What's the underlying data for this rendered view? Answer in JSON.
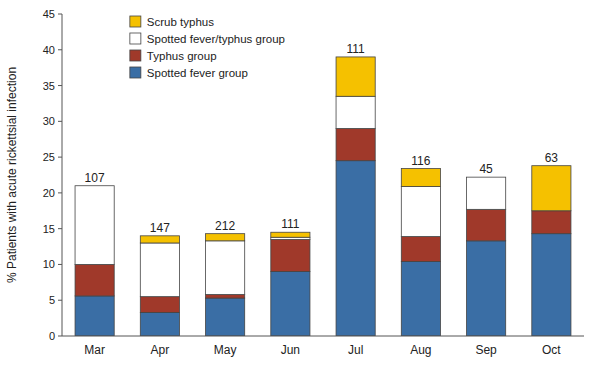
{
  "chart_data": {
    "type": "bar",
    "stacked": true,
    "categories": [
      "Mar",
      "Apr",
      "May",
      "Jun",
      "Jul",
      "Aug",
      "Sep",
      "Oct"
    ],
    "series": [
      {
        "name": "Spotted fever group",
        "color": "#3A6EA5",
        "values": [
          5.6,
          3.3,
          5.3,
          9.0,
          24.5,
          10.4,
          13.3,
          14.3
        ]
      },
      {
        "name": "Typhus group",
        "color": "#A0392A",
        "values": [
          4.4,
          2.2,
          0.5,
          4.5,
          4.5,
          3.5,
          4.4,
          3.2
        ]
      },
      {
        "name": "Spotted fever/typhus group",
        "color": "#FFFFFF",
        "values": [
          11.0,
          7.5,
          7.5,
          0.3,
          4.5,
          7.0,
          4.5,
          0.0
        ]
      },
      {
        "name": "Scrub typhus",
        "color": "#F5C100",
        "values": [
          0.0,
          1.0,
          1.0,
          0.7,
          5.5,
          2.5,
          0.0,
          6.3
        ]
      }
    ],
    "annotations": [
      "107",
      "147",
      "212",
      "111",
      "111",
      "116",
      "45",
      "63"
    ],
    "ylabel": "% Patients with acute rickettsial infection",
    "ylim": [
      0,
      45
    ],
    "yticks": [
      0,
      5,
      10,
      15,
      20,
      25,
      30,
      35,
      40,
      45
    ],
    "grid": false,
    "legend": "upper left"
  }
}
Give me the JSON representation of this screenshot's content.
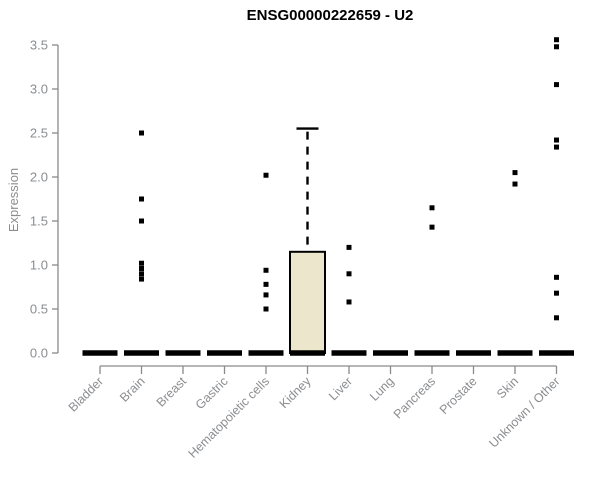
{
  "chart_data": {
    "type": "boxplot",
    "title": "ENSG00000222659 - U2",
    "ylabel": "Expression",
    "xlabel": "",
    "ylim": [
      0.0,
      3.5
    ],
    "yticks": [
      0.0,
      0.5,
      1.0,
      1.5,
      2.0,
      2.5,
      3.0,
      3.5
    ],
    "grid": false,
    "legend": "none",
    "categories": [
      "Bladder",
      "Brain",
      "Breast",
      "Gastric",
      "Hematopoietic cells",
      "Kidney",
      "Liver",
      "Lung",
      "Pancreas",
      "Prostate",
      "Skin",
      "Unknown / Other"
    ],
    "boxes": [
      {
        "category": "Bladder",
        "median": 0,
        "q1": 0,
        "q3": 0,
        "whisker_low": 0,
        "whisker_high": 0,
        "outliers": []
      },
      {
        "category": "Brain",
        "median": 0,
        "q1": 0,
        "q3": 0,
        "whisker_low": 0,
        "whisker_high": 0,
        "outliers": [
          2.5,
          1.75,
          1.5,
          1.02,
          0.96,
          0.9,
          0.84
        ]
      },
      {
        "category": "Breast",
        "median": 0,
        "q1": 0,
        "q3": 0,
        "whisker_low": 0,
        "whisker_high": 0,
        "outliers": []
      },
      {
        "category": "Gastric",
        "median": 0,
        "q1": 0,
        "q3": 0,
        "whisker_low": 0,
        "whisker_high": 0,
        "outliers": []
      },
      {
        "category": "Hematopoietic cells",
        "median": 0,
        "q1": 0,
        "q3": 0,
        "whisker_low": 0,
        "whisker_high": 0,
        "outliers": [
          2.02,
          0.94,
          0.78,
          0.66,
          0.5
        ]
      },
      {
        "category": "Kidney",
        "median": 0,
        "q1": 0,
        "q3": 1.15,
        "whisker_low": 0,
        "whisker_high": 2.55,
        "outliers": []
      },
      {
        "category": "Liver",
        "median": 0,
        "q1": 0,
        "q3": 0,
        "whisker_low": 0,
        "whisker_high": 0,
        "outliers": [
          1.2,
          0.9,
          0.58
        ]
      },
      {
        "category": "Lung",
        "median": 0,
        "q1": 0,
        "q3": 0,
        "whisker_low": 0,
        "whisker_high": 0,
        "outliers": []
      },
      {
        "category": "Pancreas",
        "median": 0,
        "q1": 0,
        "q3": 0,
        "whisker_low": 0,
        "whisker_high": 0,
        "outliers": [
          1.65,
          1.43
        ]
      },
      {
        "category": "Prostate",
        "median": 0,
        "q1": 0,
        "q3": 0,
        "whisker_low": 0,
        "whisker_high": 0,
        "outliers": []
      },
      {
        "category": "Skin",
        "median": 0,
        "q1": 0,
        "q3": 0,
        "whisker_low": 0,
        "whisker_high": 0,
        "outliers": [
          2.05,
          1.92
        ]
      },
      {
        "category": "Unknown / Other",
        "median": 0,
        "q1": 0,
        "q3": 0,
        "whisker_low": 0,
        "whisker_high": 0,
        "outliers": [
          3.56,
          3.48,
          3.05,
          2.42,
          2.34,
          0.86,
          0.68,
          0.4
        ]
      }
    ],
    "colors": {
      "box_fill": "#ece6cc",
      "box_border": "#000000",
      "median": "#000000",
      "outlier": "#000000",
      "whisker": "#000000",
      "axis": "#8a8a8a",
      "tick_label": "#8b8d90",
      "title": "#000000",
      "background": "#ffffff"
    }
  }
}
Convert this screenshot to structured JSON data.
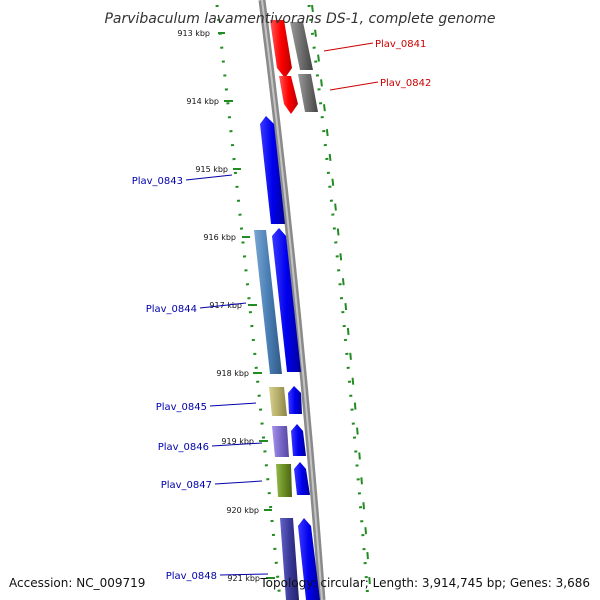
{
  "title": "Parvibaculum lavamentivorans DS-1, complete genome",
  "accession": "Accession: NC_009719",
  "topology": "Topology: circular; Length: 3,914,745 bp; Genes: 3,686",
  "ticks": [
    "913 kbp",
    "914 kbp",
    "915 kbp",
    "916 kbp",
    "917 kbp",
    "918 kbp",
    "919 kbp",
    "920 kbp",
    "921 kbp"
  ],
  "genes": [
    {
      "name": "Plav_0841",
      "strand": "reverse",
      "color": "#ff0000",
      "label_color": "#cc0000"
    },
    {
      "name": "Plav_0842",
      "strand": "reverse",
      "color": "#ff0000",
      "label_color": "#cc0000"
    },
    {
      "name": "Plav_0843",
      "strand": "forward",
      "color": "#0000ee",
      "label_color": "#0000aa"
    },
    {
      "name": "Plav_0844",
      "strand": "forward",
      "color": "#0000ee",
      "label_color": "#0000aa"
    },
    {
      "name": "Plav_0845",
      "strand": "forward",
      "color": "#0000ee",
      "label_color": "#0000aa"
    },
    {
      "name": "Plav_0846",
      "strand": "forward",
      "color": "#0000ee",
      "label_color": "#0000aa"
    },
    {
      "name": "Plav_0847",
      "strand": "forward",
      "color": "#0000ee",
      "label_color": "#0000aa"
    },
    {
      "name": "Plav_0848",
      "strand": "forward",
      "color": "#0000ee",
      "label_color": "#0000aa"
    }
  ],
  "colors": {
    "backbone": "#8a8a8a",
    "gc_dots": "#228b22",
    "cog_gray": "#6e6e6e",
    "cog_steelblue": "#4a7fb5",
    "cog_khaki": "#b5ad6a",
    "cog_purple": "#7b68c9",
    "cog_olive": "#6b8e23",
    "cog_indigo": "#3a3a9a"
  }
}
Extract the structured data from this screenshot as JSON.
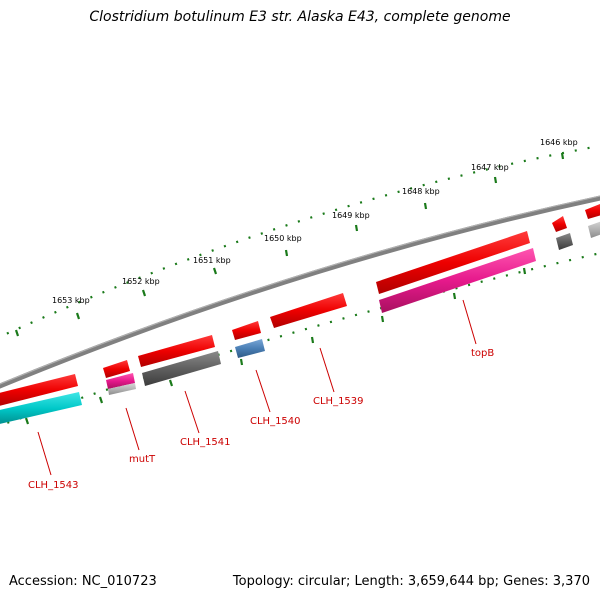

------------------------------------------------------------------------

Considering only the data above, return the lines in which "Spotted" occurs.

(RESPONSE TO THIS EXERCISE)
        "name": "Spotted fever group",
        "name": "Spotted fever/typhus group",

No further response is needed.